## The task
Which lines hold the word "Caribbean"? Show each of them.

## Extracts from a graphics dataset
———

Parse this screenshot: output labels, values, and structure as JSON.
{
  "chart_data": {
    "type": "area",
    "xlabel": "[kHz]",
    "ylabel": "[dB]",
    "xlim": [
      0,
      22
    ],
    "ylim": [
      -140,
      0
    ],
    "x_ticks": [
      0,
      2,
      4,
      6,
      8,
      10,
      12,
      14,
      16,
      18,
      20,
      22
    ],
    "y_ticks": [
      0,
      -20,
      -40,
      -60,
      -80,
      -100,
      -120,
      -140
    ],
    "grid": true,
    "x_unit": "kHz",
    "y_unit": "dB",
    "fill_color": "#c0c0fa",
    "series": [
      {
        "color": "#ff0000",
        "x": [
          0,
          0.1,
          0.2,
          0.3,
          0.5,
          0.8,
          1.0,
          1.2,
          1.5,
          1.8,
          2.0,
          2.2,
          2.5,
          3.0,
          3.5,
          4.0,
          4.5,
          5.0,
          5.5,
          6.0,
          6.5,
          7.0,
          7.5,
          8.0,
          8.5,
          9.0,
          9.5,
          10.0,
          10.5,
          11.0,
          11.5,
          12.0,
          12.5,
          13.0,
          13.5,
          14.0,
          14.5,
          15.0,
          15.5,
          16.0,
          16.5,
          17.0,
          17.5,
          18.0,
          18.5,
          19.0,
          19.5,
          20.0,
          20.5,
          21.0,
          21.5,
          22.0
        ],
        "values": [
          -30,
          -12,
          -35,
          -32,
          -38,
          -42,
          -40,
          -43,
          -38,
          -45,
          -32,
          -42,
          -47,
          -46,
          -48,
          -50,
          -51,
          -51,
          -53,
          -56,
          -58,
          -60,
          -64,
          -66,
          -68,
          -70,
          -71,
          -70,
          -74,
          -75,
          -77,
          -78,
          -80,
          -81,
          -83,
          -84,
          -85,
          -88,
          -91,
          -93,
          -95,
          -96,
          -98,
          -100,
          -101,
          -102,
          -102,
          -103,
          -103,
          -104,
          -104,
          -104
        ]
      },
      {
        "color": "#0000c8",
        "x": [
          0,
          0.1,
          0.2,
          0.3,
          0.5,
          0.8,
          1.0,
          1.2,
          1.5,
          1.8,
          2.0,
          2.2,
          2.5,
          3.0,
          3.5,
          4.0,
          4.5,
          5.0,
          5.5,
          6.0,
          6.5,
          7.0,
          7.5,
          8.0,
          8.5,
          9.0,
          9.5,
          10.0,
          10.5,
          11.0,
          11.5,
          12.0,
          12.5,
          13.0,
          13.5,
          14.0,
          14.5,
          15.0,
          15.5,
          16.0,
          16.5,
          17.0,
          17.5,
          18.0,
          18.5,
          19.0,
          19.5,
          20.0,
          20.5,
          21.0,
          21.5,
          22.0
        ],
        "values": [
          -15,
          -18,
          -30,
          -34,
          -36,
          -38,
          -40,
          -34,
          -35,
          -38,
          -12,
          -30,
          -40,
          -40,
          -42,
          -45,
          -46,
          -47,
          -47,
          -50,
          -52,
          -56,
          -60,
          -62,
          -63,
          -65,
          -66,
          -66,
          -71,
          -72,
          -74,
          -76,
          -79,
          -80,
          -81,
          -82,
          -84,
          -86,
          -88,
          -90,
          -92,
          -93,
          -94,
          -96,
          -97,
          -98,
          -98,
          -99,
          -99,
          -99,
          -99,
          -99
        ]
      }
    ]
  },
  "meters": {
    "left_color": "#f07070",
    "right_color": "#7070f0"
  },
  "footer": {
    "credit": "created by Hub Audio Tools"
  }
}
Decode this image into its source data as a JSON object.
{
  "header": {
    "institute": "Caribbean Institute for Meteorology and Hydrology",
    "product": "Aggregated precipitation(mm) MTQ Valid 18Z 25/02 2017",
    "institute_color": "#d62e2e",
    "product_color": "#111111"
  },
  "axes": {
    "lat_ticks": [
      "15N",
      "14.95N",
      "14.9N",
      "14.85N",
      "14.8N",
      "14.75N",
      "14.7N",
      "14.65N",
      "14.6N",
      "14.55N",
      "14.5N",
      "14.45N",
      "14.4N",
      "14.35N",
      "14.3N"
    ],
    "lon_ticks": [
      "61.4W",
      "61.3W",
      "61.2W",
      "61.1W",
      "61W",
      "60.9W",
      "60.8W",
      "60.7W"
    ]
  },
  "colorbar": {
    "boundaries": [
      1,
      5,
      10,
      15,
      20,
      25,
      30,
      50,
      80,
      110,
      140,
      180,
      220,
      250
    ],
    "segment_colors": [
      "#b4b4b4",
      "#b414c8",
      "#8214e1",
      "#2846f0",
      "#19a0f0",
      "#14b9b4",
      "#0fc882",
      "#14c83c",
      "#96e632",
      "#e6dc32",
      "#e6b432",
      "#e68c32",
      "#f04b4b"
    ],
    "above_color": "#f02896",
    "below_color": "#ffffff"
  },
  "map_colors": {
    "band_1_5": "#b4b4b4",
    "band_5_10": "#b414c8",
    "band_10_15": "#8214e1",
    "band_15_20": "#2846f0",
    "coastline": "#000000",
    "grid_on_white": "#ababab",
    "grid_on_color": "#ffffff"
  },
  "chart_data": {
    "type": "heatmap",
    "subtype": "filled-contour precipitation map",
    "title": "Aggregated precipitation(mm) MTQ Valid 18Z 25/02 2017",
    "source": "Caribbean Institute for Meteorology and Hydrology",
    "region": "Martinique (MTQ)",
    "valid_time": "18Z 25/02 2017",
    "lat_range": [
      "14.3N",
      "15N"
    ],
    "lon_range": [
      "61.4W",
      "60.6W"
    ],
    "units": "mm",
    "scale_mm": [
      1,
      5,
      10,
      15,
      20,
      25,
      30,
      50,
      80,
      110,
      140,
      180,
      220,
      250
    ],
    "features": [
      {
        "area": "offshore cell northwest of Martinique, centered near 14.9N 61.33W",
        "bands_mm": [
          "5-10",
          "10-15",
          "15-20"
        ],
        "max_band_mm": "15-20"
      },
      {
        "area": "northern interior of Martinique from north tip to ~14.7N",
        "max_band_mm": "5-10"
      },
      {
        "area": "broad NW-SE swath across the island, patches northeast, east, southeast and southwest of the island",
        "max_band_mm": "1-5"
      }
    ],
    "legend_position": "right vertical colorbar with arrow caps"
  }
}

———

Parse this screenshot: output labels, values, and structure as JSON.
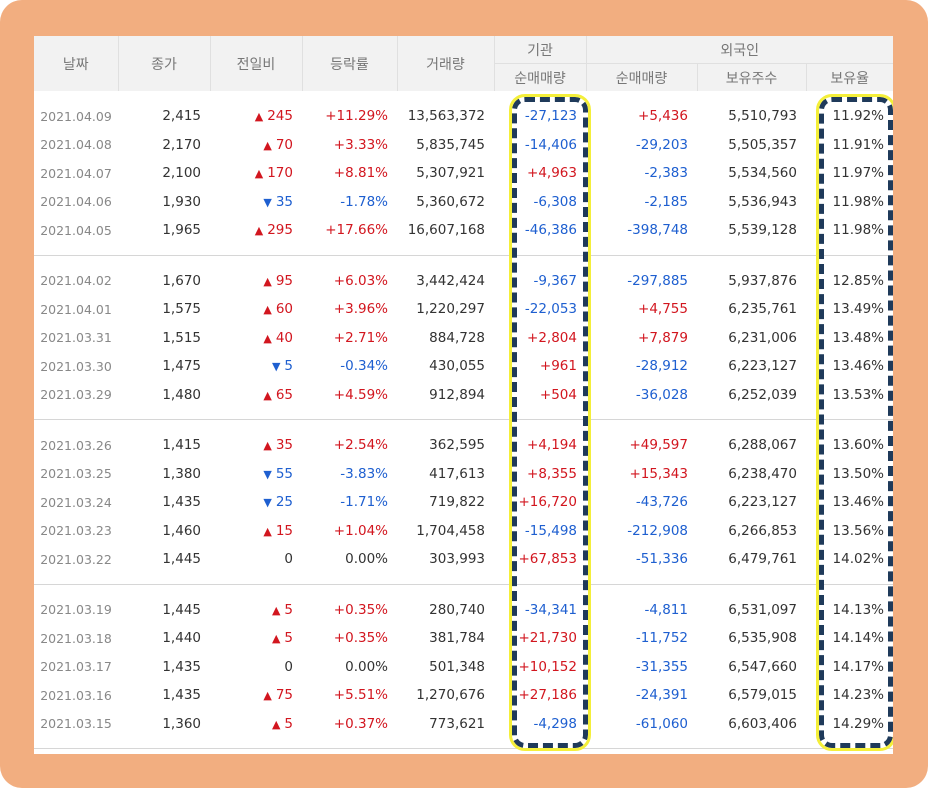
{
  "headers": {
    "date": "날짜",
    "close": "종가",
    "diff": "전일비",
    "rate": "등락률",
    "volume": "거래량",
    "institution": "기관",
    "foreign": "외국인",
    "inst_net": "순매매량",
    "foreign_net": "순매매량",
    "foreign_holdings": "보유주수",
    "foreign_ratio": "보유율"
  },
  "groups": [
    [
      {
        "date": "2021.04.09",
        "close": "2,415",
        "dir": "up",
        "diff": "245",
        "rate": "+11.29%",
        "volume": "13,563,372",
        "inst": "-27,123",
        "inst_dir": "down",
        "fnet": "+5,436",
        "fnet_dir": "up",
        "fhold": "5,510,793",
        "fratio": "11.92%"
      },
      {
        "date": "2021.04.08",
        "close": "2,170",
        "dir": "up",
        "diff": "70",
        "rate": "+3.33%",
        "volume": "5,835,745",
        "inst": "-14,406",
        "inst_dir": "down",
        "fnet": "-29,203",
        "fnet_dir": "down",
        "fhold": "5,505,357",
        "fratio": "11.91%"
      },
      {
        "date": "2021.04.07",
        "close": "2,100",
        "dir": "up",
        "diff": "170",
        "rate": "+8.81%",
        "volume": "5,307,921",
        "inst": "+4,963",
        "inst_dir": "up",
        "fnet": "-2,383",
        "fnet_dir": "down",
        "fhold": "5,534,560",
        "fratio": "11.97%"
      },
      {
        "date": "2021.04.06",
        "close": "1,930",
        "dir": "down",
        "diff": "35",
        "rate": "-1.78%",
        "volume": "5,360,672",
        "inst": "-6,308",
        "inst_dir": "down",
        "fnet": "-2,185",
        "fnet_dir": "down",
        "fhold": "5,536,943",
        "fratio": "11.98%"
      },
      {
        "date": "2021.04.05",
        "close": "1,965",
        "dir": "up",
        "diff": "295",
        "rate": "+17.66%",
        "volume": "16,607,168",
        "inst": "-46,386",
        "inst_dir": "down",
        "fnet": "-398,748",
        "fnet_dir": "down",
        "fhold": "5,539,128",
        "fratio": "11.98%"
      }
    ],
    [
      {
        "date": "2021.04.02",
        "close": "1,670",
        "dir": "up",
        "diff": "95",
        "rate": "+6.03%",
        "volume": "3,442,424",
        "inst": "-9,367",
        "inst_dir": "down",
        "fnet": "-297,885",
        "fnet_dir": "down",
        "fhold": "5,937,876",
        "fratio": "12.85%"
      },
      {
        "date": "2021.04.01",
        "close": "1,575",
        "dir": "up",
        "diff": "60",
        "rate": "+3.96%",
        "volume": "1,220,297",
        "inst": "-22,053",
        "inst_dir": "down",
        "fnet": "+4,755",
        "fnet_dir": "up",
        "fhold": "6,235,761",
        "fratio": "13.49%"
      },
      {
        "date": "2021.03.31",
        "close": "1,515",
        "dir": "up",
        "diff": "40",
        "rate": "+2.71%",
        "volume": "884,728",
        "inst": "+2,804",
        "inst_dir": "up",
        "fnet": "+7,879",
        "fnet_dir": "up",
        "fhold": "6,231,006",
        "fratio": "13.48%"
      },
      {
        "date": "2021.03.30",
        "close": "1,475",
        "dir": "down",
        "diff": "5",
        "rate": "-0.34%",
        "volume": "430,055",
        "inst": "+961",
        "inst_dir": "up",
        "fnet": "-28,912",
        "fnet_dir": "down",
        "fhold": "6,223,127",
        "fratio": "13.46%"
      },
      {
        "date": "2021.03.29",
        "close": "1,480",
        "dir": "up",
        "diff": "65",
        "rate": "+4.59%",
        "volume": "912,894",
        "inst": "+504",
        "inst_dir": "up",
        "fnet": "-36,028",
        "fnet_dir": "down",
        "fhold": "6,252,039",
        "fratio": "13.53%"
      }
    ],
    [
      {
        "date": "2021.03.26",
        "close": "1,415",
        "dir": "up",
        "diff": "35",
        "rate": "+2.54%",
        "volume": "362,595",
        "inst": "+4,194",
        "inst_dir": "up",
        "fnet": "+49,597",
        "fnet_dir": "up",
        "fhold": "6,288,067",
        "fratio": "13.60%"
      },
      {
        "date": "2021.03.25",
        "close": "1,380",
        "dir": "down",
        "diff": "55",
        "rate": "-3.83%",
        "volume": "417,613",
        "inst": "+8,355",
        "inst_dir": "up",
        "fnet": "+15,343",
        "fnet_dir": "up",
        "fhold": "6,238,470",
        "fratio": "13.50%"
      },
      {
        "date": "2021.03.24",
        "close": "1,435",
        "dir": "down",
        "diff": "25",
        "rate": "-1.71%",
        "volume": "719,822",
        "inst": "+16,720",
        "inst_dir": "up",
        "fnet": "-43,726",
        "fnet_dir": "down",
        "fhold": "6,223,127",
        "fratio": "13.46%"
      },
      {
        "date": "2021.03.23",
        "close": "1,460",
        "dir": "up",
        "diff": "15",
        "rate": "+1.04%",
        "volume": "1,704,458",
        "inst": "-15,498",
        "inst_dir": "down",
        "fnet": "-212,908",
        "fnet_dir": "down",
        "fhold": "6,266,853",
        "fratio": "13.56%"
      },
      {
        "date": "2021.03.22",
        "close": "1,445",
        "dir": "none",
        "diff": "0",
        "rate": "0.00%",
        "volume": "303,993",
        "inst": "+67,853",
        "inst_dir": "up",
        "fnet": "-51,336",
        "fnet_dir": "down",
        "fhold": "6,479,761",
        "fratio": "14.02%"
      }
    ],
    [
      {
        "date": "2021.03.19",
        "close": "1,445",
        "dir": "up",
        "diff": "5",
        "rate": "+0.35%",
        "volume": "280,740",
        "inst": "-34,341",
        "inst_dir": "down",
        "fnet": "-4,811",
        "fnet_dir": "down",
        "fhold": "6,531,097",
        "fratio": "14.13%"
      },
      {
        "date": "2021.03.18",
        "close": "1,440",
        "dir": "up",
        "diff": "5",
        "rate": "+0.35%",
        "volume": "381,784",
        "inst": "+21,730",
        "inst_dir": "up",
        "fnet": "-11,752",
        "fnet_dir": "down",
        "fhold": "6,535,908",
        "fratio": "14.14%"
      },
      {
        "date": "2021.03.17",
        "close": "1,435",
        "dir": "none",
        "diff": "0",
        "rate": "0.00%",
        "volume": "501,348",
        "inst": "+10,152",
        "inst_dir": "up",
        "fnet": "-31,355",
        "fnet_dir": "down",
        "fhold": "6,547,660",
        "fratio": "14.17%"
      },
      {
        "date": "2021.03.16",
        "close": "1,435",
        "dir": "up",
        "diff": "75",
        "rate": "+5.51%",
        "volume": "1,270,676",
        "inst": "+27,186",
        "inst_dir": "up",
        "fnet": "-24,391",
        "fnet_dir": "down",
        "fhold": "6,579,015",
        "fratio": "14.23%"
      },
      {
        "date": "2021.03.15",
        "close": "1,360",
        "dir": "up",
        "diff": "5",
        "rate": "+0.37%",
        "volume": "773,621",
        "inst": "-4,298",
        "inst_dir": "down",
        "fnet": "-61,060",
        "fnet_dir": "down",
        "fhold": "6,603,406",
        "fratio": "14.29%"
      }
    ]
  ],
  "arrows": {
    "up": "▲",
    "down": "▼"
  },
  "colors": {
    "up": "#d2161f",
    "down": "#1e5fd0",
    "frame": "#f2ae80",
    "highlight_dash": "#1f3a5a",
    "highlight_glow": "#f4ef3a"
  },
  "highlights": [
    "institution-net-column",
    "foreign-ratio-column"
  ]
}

———

## Finished task
    "institute": "Caribbean Institute for Meteorology and Hydrology",
    "source": "Caribbean Institute for Meteorology and Hydrology",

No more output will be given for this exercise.